Type out the complete listing below word for word, without its pictures.

Records for the exercise —
-- Start --
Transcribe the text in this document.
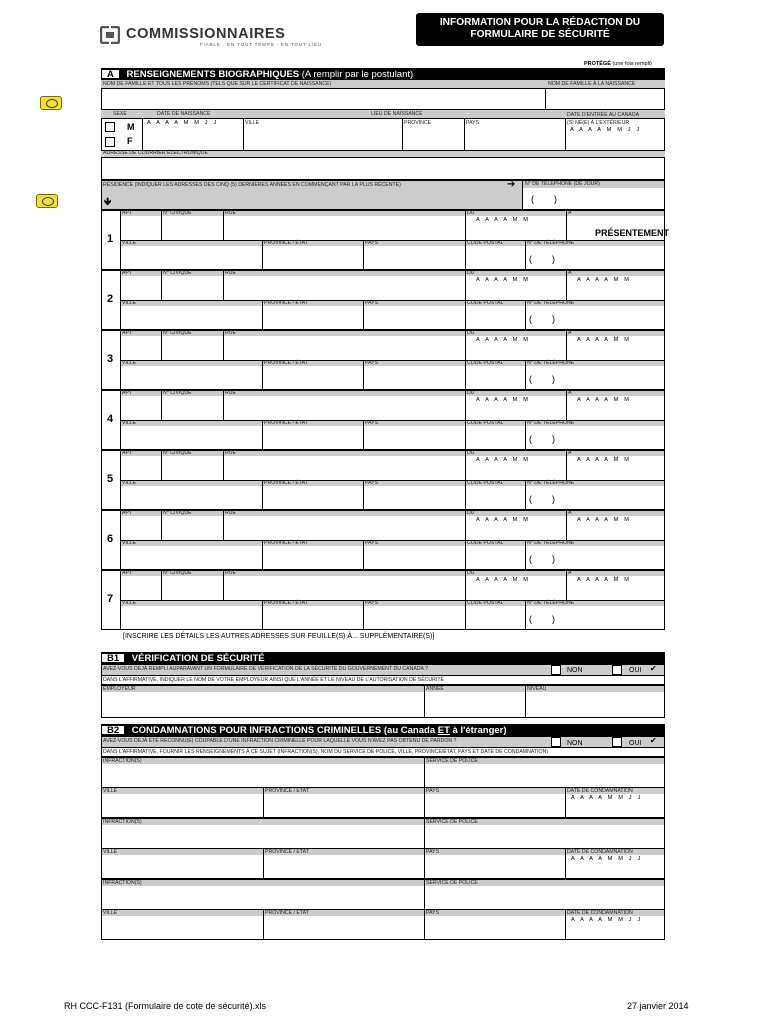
COMMISSIONNAIRES
FIABLE · EN TOUT TEMPS · EN TOUT LIEU
INFORMATION POUR LA RÉDACTION DU
FORMULAIRE DE SÉCURITÉ
PROTÉGÉ (une fois rempli)
A RENSEIGNEMENTS BIOGRAPHIQUES (A remplir par le postulant)
NOM DE FAMILLE ET TOUS LES PRÉNOMS (TELS QUE SUR LE CERTIFICAT DE NAISSANCE)	NOM DE FAMILLE À LA NAISSANCE
SEXE	DATE DE NAISSANCE	LIEU DE NAISSANCE	DATE D'ENTRÉE AU CANADA
M
F
A A A A M M J J	VILLE	PROVINCE	PAYS	(SI NÉ(E) À L'EXTÉRIEUR
A A A A M M J J
ADRESSE DE COURRIER ÉLECTRONIQUE
RÉSIDENCE (INDIQUER LES ADRESSES DES CINQ (5) DERNIÈRES ANNÉES EN COMMENÇANT PAR LA PLUS RÉCENTE)	➔
🡻
N° DE TÉLÉPHONE (DE JOUR)
(        )
1
APT	N° CIVIQUE	RUE	DU	À
A A A A M M
PRÉSENTEMENT
VILLE	PROVINCE / ÉTAT	PAYS	CODE POSTAL	N° DE TÉLÉPHONE
(        )
2
APT	N° CIVIQUE	RUE	DU	À
A A A A M M	A A A A M M
VILLE	PROVINCE / ÉTAT	PAYS	CODE POSTAL	N° DE TÉLÉPHONE
(        )
3
APT	N° CIVIQUE	RUE	DU	À
A A A A M M	A A A A M M
VILLE	PROVINCE / ÉTAT	PAYS	CODE POSTAL	N° DE TÉLÉPHONE
(        )
4
APT	N° CIVIQUE	RUE	DU	À
A A A A M M	A A A A M M
VILLE	PROVINCE / ÉTAT	PAYS	CODE POSTAL	N° DE TÉLÉPHONE
(        )
5
APT	N° CIVIQUE	RUE	DU	À
A A A A M M	A A A A M M
VILLE	PROVINCE / ÉTAT	PAYS	CODE POSTAL	N° DE TÉLÉPHONE
(        )
6
APT	N° CIVIQUE	RUE	DU	À
A A A A M M	A A A A M M
VILLE	PROVINCE / ÉTAT	PAYS	CODE POSTAL	N° DE TÉLÉPHONE
(        )
7
APT	N° CIVIQUE	RUE	DU	À
A A A A M M	A A A A M M
VILLE	PROVINCE / ÉTAT	PAYS	CODE POSTAL	N° DE TÉLÉPHONE
(        )
[INSCRIRE LES DÉTAILS LES AUTRES ADRESSES SUR FEUILLE(S) À... SUPPLÉMENTAIRE(S)]
B1 VÉRIFICATION DE SÉCURITÉ
AVEZ-VOUS DÉJÀ REMPLI AUPARAVANT UN FORMULAIRE DE VÉRIFICATION DE LA SÉCURITÉ DU GOUVERNEMENT DU CANADA ?	NON	OUI ✔
DANS L'AFFIRMATIVE, INDIQUER LE NOM DE VOTRE EMPLOYEUR AINSI QUE L'ANNÉE ET LE NIVEAU DE L'AUTORISATION DE SÉCURITÉ
EMPLOYEUR	ANNÉE	NIVEAU
B2 CONDAMNATIONS POUR INFRACTIONS CRIMINELLES (au Canada ET à l'étranger)
AVEZ-VOUS DÉJÀ ÉTÉ RECONNU(E) COUPABLE D'UNE INFRACTION CRIMINELLE POUR LAQUELLE VOUS N'AVEZ PAS OBTENU DE PARDON ?	NON	OUI ✔
DANS L'AFFIRMATIVE, FOURNIR LES RENSEIGNEMENTS À CE SUJET (INFRACTION(S), NOM DU SERVICE DE POLICE, VILLE, PROVINCE/ÉTAT, PAYS ET DATE DE CONDAMNATION)
INFRACTION(S)	SERVICE DE POLICE
VILLE	PROVINCE / ÉTAT	PAYS	DATE DE CONDAMNATION
A A A A M M J J
INFRACTION(S)	SERVICE DE POLICE
VILLE	PROVINCE / ÉTAT	PAYS	DATE DE CONDAMNATION
A A A A M M J J
INFRACTION(S)	SERVICE DE POLICE
VILLE	PROVINCE / ÉTAT	PAYS	DATE DE CONDAMNATION
A A A A M M J J
RH CCC-F131 (Formulaire de cote de sécurité).xls	27 janvier 2014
-- End --
Written response —
Transcribe the text in this document.
COMMISSIONNAIRES
FIABLE · EN TOUT TEMPS · EN TOUT LIEU
INFORMATION POUR LA RÉDACTION DU
FORMULAIRE DE SÉCURITÉ
PROTÉGÉ (une fois rempli)
A RENSEIGNEMENTS BIOGRAPHIQUES (A remplir par le postulant)
NOM DE FAMILLE ET TOUS LES PRÉNOMS (TELS QUE SUR LE CERTIFICAT DE NAISSANCE)	NOM DE FAMILLE À LA NAISSANCE
SEXE	DATE DE NAISSANCE	LIEU DE NAISSANCE	DATE D'ENTRÉE AU CANADA
M
F
A A A A M M J J	VILLE	PROVINCE	PAYS	(SI NÉ(E) À L'EXTÉRIEUR
A A A A M M J J
ADRESSE DE COURRIER ÉLECTRONIQUE
RÉSIDENCE (INDIQUER LES ADRESSES DES CINQ (5) DERNIÈRES ANNÉES EN COMMENÇANT PAR LA PLUS RÉCENTE)	➔
🡻
N° DE TÉLÉPHONE (DE JOUR)
(        )
1
APT	N° CIVIQUE	RUE	DU	À
A A A A M M
PRÉSENTEMENT
VILLE	PROVINCE / ÉTAT	PAYS	CODE POSTAL	N° DE TÉLÉPHONE
(        )
2
APT	N° CIVIQUE	RUE	DU	À
A A A A M M	A A A A M M
VILLE	PROVINCE / ÉTAT	PAYS	CODE POSTAL	N° DE TÉLÉPHONE
(        )
3
APT	N° CIVIQUE	RUE	DU	À
A A A A M M	A A A A M M
VILLE	PROVINCE / ÉTAT	PAYS	CODE POSTAL	N° DE TÉLÉPHONE
(        )
4
APT	N° CIVIQUE	RUE	DU	À
A A A A M M	A A A A M M
VILLE	PROVINCE / ÉTAT	PAYS	CODE POSTAL	N° DE TÉLÉPHONE
(        )
5
APT	N° CIVIQUE	RUE	DU	À
A A A A M M	A A A A M M
VILLE	PROVINCE / ÉTAT	PAYS	CODE POSTAL	N° DE TÉLÉPHONE
(        )
6
APT	N° CIVIQUE	RUE	DU	À
A A A A M M	A A A A M M
VILLE	PROVINCE / ÉTAT	PAYS	CODE POSTAL	N° DE TÉLÉPHONE
(        )
7
APT	N° CIVIQUE	RUE	DU	À
A A A A M M	A A A A M M
VILLE	PROVINCE / ÉTAT	PAYS	CODE POSTAL	N° DE TÉLÉPHONE
(        )
[INSCRIRE LES DÉTAILS LES AUTRES ADRESSES SUR FEUILLE(S) À... SUPPLÉMENTAIRE(S)]
B1 VÉRIFICATION DE SÉCURITÉ
AVEZ-VOUS DÉJÀ REMPLI AUPARAVANT UN FORMULAIRE DE VÉRIFICATION DE LA SÉCURITÉ DU GOUVERNEMENT DU CANADA ?	NON	OUI ✔
DANS L'AFFIRMATIVE, INDIQUER LE NOM DE VOTRE EMPLOYEUR AINSI QUE L'ANNÉE ET LE NIVEAU DE L'AUTORISATION DE SÉCURITÉ
EMPLOYEUR	ANNÉE	NIVEAU
B2 CONDAMNATIONS POUR INFRACTIONS CRIMINELLES (au Canada ET à l'étranger)
AVEZ-VOUS DÉJÀ ÉTÉ RECONNU(E) COUPABLE D'UNE INFRACTION CRIMINELLE POUR LAQUELLE VOUS N'AVEZ PAS OBTENU DE PARDON ?	NON	OUI ✔
DANS L'AFFIRMATIVE, FOURNIR LES RENSEIGNEMENTS À CE SUJET (INFRACTION(S), NOM DU SERVICE DE POLICE, VILLE, PROVINCE/ÉTAT, PAYS ET DATE DE CONDAMNATION)
INFRACTION(S)	SERVICE DE POLICE
VILLE	PROVINCE / ÉTAT	PAYS	DATE DE CONDAMNATION
A A A A M M J J
INFRACTION(S)	SERVICE DE POLICE
VILLE	PROVINCE / ÉTAT	PAYS	DATE DE CONDAMNATION
A A A A M M J J
INFRACTION(S)	SERVICE DE POLICE
VILLE	PROVINCE / ÉTAT	PAYS	DATE DE CONDAMNATION
A A A A M M J J
RH CCC-F131 (Formulaire de cote de sécurité).xls	27 janvier 2014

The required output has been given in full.